-- Given exercise --
Reproduce the full listing that appears beneath this instruction exactly.

***** Provided records *****

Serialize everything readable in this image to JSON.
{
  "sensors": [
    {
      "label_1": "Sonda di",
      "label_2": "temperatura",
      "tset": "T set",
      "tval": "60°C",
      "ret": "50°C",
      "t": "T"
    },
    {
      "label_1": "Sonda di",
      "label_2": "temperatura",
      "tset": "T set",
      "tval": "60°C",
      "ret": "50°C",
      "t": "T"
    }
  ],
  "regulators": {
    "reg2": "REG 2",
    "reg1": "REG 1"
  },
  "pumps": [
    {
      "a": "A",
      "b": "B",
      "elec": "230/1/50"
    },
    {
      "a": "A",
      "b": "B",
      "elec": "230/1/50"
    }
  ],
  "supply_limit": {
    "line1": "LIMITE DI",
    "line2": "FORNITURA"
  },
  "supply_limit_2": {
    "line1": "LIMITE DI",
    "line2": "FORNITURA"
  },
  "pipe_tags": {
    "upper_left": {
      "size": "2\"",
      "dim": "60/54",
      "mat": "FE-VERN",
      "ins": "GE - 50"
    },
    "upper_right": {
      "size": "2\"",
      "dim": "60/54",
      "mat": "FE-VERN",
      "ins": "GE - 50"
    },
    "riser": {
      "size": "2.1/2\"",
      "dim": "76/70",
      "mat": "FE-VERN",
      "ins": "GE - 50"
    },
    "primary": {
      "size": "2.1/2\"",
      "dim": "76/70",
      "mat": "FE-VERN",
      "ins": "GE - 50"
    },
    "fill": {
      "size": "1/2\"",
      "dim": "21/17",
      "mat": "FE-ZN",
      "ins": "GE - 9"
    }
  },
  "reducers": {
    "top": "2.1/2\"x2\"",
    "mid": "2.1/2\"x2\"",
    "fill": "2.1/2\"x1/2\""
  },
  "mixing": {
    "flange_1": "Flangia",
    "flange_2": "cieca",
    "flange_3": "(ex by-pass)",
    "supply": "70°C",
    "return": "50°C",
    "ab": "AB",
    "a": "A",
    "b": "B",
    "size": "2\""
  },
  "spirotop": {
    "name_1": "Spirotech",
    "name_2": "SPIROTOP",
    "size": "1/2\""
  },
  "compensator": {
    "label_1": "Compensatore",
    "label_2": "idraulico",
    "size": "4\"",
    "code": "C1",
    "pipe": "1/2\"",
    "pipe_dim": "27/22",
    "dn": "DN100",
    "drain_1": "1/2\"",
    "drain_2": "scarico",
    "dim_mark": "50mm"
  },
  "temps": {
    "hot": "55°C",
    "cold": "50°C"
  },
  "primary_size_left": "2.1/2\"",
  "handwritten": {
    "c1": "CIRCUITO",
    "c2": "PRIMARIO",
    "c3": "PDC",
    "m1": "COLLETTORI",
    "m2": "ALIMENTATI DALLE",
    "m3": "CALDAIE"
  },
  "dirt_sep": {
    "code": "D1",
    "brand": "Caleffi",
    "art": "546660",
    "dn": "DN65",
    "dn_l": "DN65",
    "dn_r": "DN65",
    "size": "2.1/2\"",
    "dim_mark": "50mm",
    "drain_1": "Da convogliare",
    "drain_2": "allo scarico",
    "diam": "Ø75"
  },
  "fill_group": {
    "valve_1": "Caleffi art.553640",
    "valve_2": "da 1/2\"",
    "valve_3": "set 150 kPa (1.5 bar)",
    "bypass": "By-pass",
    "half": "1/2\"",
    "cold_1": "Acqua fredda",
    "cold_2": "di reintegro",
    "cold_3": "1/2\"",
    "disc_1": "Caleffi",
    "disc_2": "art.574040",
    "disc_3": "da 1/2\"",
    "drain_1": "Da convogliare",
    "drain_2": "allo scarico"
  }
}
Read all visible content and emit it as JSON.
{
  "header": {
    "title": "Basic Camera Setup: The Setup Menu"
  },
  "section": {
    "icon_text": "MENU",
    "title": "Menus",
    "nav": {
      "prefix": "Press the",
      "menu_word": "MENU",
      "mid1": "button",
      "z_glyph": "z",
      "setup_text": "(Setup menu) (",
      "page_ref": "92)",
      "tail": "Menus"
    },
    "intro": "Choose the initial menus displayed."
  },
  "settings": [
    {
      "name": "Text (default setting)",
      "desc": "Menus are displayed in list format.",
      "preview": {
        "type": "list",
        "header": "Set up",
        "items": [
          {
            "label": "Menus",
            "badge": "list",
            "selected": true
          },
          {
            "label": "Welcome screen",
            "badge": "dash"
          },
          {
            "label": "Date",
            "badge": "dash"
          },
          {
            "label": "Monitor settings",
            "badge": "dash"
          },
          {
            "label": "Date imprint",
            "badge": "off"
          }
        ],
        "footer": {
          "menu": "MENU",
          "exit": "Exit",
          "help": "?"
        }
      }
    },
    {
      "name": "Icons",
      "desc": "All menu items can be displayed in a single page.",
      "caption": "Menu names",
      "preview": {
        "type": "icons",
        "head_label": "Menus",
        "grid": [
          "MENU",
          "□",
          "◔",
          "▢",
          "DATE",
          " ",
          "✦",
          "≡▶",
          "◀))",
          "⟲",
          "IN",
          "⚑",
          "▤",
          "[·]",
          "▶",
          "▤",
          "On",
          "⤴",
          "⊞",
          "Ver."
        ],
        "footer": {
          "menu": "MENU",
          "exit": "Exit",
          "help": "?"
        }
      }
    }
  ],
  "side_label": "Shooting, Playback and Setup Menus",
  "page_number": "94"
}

*****

-- Reply --
Serialize everything readable in this image to JSON.
{
  "sensors": [
    {
      "label_1": "Sonda di",
      "label_2": "temperatura",
      "tset": "T set",
      "tval": "60°C",
      "ret": "50°C",
      "t": "T"
    },
    {
      "label_1": "Sonda di",
      "label_2": "temperatura",
      "tset": "T set",
      "tval": "60°C",
      "ret": "50°C",
      "t": "T"
    }
  ],
  "regulators": {
    "reg2": "REG 2",
    "reg1": "REG 1"
  },
  "pumps": [
    {
      "a": "A",
      "b": "B",
      "elec": "230/1/50"
    },
    {
      "a": "A",
      "b": "B",
      "elec": "230/1/50"
    }
  ],
  "supply_limit": {
    "line1": "LIMITE DI",
    "line2": "FORNITURA"
  },
  "supply_limit_2": {
    "line1": "LIMITE DI",
    "line2": "FORNITURA"
  },
  "pipe_tags": {
    "upper_left": {
      "size": "2\"",
      "dim": "60/54",
      "mat": "FE-VERN",
      "ins": "GE - 50"
    },
    "upper_right": {
      "size": "2\"",
      "dim": "60/54",
      "mat": "FE-VERN",
      "ins": "GE - 50"
    },
    "riser": {
      "size": "2.1/2\"",
      "dim": "76/70",
      "mat": "FE-VERN",
      "ins": "GE - 50"
    },
    "primary": {
      "size": "2.1/2\"",
      "dim": "76/70",
      "mat": "FE-VERN",
      "ins": "GE - 50"
    },
    "fill": {
      "size": "1/2\"",
      "dim": "21/17",
      "mat": "FE-ZN",
      "ins": "GE - 9"
    }
  },
  "reducers": {
    "top": "2.1/2\"x2\"",
    "mid": "2.1/2\"x2\"",
    "fill": "2.1/2\"x1/2\""
  },
  "mixing": {
    "flange_1": "Flangia",
    "flange_2": "cieca",
    "flange_3": "(ex by-pass)",
    "supply": "70°C",
    "return": "50°C",
    "ab": "AB",
    "a": "A",
    "b": "B",
    "size": "2\""
  },
  "spirotop": {
    "name_1": "Spirotech",
    "name_2": "SPIROTOP",
    "size": "1/2\""
  },
  "compensator": {
    "label_1": "Compensatore",
    "label_2": "idraulico",
    "size": "4\"",
    "code": "C1",
    "pipe": "1/2\"",
    "pipe_dim": "27/22",
    "dn": "DN100",
    "drain_1": "1/2\"",
    "drain_2": "scarico",
    "dim_mark": "50mm"
  },
  "temps": {
    "hot": "55°C",
    "cold": "50°C"
  },
  "primary_size_left": "2.1/2\"",
  "handwritten": {
    "c1": "CIRCUITO",
    "c2": "PRIMARIO",
    "c3": "PDC",
    "m1": "COLLETTORI",
    "m2": "ALIMENTATI DALLE",
    "m3": "CALDAIE"
  },
  "dirt_sep": {
    "code": "D1",
    "brand": "Caleffi",
    "art": "546660",
    "dn": "DN65",
    "dn_l": "DN65",
    "dn_r": "DN65",
    "size": "2.1/2\"",
    "dim_mark": "50mm",
    "drain_1": "Da convogliare",
    "drain_2": "allo scarico",
    "diam": "Ø75"
  },
  "fill_group": {
    "valve_1": "Caleffi art.553640",
    "valve_2": "da 1/2\"",
    "valve_3": "set 150 kPa (1.5 bar)",
    "bypass": "By-pass",
    "half": "1/2\"",
    "cold_1": "Acqua fredda",
    "cold_2": "di reintegro",
    "cold_3": "1/2\"",
    "disc_1": "Caleffi",
    "disc_2": "art.574040",
    "disc_3": "da 1/2\"",
    "drain_1": "Da convogliare",
    "drain_2": "allo scarico"
  }
}
Read all visible content and emit it as JSON.
{
  "header": {
    "title": "Basic Camera Setup: The Setup Menu"
  },
  "section": {
    "icon_text": "MENU",
    "title": "Menus",
    "nav": {
      "prefix": "Press the",
      "menu_word": "MENU",
      "mid1": "button",
      "z_glyph": "z",
      "setup_text": "(Setup menu) (",
      "page_ref": "92)",
      "tail": "Menus"
    },
    "intro": "Choose the initial menus displayed."
  },
  "settings": [
    {
      "name": "Text (default setting)",
      "desc": "Menus are displayed in list format.",
      "preview": {
        "type": "list",
        "header": "Set up",
        "items": [
          {
            "label": "Menus",
            "badge": "list",
            "selected": true
          },
          {
            "label": "Welcome screen",
            "badge": "dash"
          },
          {
            "label": "Date",
            "badge": "dash"
          },
          {
            "label": "Monitor settings",
            "badge": "dash"
          },
          {
            "label": "Date imprint",
            "badge": "off"
          }
        ],
        "footer": {
          "menu": "MENU",
          "exit": "Exit",
          "help": "?"
        }
      }
    },
    {
      "name": "Icons",
      "desc": "All menu items can be displayed in a single page.",
      "caption": "Menu names",
      "preview": {
        "type": "icons",
        "head_label": "Menus",
        "grid": [
          "MENU",
          "□",
          "◔",
          "▢",
          "DATE",
          " ",
          "✦",
          "≡▶",
          "◀))",
          "⟲",
          "IN",
          "⚑",
          "▤",
          "[·]",
          "▶",
          "▤",
          "On",
          "⤴",
          "⊞",
          "Ver."
        ],
        "footer": {
          "menu": "MENU",
          "exit": "Exit",
          "help": "?"
        }
      }
    }
  ],
  "side_label": "Shooting, Playback and Setup Menus",
  "page_number": "94"
}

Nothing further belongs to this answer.